— start Recorded information —

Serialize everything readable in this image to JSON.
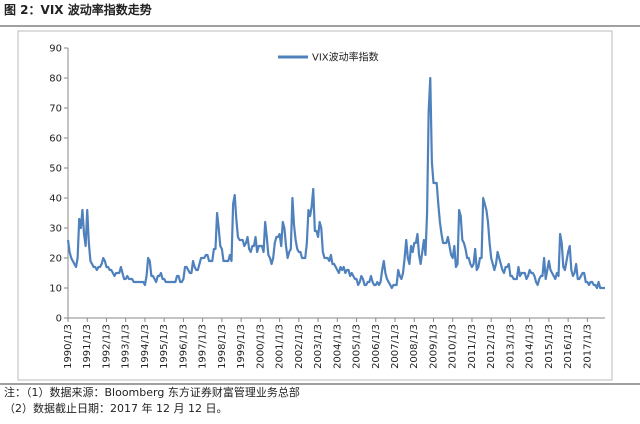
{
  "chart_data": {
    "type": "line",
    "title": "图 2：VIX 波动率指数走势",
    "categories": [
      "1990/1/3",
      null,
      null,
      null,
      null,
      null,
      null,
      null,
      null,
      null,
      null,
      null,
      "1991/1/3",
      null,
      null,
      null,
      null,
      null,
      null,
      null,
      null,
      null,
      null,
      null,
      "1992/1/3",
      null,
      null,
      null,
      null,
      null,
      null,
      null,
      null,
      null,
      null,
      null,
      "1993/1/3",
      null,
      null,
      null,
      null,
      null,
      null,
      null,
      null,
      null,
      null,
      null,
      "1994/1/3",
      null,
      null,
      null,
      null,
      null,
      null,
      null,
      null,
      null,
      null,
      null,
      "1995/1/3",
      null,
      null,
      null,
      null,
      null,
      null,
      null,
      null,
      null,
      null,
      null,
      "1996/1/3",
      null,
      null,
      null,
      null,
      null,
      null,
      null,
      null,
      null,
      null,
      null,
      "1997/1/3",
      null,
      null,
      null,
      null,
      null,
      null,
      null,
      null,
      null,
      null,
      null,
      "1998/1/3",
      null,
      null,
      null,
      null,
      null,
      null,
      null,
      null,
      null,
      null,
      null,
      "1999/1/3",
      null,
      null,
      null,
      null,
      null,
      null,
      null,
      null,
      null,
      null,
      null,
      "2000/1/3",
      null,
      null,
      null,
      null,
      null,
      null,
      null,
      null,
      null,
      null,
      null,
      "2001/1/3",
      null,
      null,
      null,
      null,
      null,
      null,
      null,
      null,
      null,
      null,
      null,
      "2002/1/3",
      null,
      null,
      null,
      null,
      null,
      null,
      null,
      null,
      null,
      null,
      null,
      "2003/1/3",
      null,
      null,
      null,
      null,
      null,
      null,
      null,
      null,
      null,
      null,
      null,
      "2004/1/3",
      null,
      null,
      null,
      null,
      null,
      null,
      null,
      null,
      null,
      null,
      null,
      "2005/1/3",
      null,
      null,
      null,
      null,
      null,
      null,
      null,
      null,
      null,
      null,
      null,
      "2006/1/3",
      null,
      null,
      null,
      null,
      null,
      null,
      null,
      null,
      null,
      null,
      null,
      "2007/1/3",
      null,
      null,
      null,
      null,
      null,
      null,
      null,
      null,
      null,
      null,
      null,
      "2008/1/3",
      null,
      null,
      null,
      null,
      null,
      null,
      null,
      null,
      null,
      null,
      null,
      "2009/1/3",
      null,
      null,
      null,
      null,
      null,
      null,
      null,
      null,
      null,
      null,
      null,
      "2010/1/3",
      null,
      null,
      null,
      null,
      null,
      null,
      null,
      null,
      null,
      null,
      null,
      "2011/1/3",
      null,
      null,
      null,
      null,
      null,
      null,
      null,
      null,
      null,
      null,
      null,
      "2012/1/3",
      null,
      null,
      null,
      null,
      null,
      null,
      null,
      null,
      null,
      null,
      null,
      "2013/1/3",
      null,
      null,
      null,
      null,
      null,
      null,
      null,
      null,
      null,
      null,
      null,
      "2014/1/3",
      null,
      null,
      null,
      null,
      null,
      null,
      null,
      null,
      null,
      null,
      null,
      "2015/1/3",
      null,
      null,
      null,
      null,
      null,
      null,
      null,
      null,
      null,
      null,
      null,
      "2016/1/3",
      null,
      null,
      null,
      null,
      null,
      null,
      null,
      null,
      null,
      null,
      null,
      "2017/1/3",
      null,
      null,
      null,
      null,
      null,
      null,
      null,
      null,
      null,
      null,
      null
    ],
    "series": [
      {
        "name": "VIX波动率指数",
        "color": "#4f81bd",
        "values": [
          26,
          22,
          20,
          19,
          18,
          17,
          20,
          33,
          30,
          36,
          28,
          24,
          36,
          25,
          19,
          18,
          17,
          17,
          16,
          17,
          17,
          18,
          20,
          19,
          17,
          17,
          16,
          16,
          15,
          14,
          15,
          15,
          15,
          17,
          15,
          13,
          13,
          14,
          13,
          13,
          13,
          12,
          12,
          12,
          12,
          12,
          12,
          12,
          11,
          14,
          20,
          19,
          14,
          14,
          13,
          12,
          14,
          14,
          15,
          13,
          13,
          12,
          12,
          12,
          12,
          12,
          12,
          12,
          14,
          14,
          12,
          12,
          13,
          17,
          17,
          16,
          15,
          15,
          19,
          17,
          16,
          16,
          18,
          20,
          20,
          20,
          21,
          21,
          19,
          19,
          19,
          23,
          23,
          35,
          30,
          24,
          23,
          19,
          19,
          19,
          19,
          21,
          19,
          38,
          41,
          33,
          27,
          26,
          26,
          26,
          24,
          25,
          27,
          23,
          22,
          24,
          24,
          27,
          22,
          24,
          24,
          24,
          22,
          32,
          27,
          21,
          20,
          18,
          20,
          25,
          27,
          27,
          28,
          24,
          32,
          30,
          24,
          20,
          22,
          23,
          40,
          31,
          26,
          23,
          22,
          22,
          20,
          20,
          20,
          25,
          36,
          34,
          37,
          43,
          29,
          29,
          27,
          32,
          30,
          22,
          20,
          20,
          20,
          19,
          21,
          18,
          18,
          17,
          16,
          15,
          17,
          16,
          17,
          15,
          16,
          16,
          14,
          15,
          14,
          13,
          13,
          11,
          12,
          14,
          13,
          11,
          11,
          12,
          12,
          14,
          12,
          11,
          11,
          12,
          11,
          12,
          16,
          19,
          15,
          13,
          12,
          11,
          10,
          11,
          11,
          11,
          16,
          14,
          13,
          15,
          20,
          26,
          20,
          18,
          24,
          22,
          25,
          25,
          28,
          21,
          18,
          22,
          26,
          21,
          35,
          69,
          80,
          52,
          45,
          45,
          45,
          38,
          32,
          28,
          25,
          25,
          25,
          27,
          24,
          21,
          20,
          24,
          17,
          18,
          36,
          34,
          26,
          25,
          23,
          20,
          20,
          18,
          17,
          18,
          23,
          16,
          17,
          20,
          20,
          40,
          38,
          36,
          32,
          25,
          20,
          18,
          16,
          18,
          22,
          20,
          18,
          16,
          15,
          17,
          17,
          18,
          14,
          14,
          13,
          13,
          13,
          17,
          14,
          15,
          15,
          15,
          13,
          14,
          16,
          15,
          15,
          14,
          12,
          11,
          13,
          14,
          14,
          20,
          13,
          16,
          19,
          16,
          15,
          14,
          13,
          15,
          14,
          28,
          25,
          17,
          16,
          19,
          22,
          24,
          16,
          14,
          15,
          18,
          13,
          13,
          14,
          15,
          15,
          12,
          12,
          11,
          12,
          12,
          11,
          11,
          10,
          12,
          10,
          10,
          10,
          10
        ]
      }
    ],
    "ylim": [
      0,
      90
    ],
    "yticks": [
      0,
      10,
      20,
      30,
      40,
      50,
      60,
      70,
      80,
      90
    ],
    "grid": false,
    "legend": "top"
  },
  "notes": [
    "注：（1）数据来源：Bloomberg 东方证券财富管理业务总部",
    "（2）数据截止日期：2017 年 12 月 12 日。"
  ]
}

— end Recorded information —
— start Recorded information —

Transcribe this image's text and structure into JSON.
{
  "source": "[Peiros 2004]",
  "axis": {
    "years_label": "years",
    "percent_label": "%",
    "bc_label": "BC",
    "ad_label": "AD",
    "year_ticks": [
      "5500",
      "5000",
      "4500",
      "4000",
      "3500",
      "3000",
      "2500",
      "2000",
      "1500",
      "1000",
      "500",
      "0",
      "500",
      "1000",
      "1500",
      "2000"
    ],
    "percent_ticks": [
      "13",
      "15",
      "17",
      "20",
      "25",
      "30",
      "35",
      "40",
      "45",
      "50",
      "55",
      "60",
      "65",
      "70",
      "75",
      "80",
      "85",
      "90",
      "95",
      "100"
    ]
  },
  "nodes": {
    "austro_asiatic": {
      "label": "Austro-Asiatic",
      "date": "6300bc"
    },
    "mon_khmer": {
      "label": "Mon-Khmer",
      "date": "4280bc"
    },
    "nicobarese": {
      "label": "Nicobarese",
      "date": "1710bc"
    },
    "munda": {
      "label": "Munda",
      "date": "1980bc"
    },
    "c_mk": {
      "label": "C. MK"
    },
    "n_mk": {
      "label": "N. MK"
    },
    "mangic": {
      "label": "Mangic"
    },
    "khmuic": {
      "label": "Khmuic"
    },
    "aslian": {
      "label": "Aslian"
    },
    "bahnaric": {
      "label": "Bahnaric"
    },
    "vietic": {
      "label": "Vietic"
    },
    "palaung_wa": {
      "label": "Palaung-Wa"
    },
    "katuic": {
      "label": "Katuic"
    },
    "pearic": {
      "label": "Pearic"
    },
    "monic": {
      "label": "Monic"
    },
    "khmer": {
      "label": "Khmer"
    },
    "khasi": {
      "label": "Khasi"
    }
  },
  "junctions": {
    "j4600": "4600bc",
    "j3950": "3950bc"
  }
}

— end Recorded information —

Exercise task
Each line of the data that includes the word "image" counts once; report the total and nothing more.

Task response
2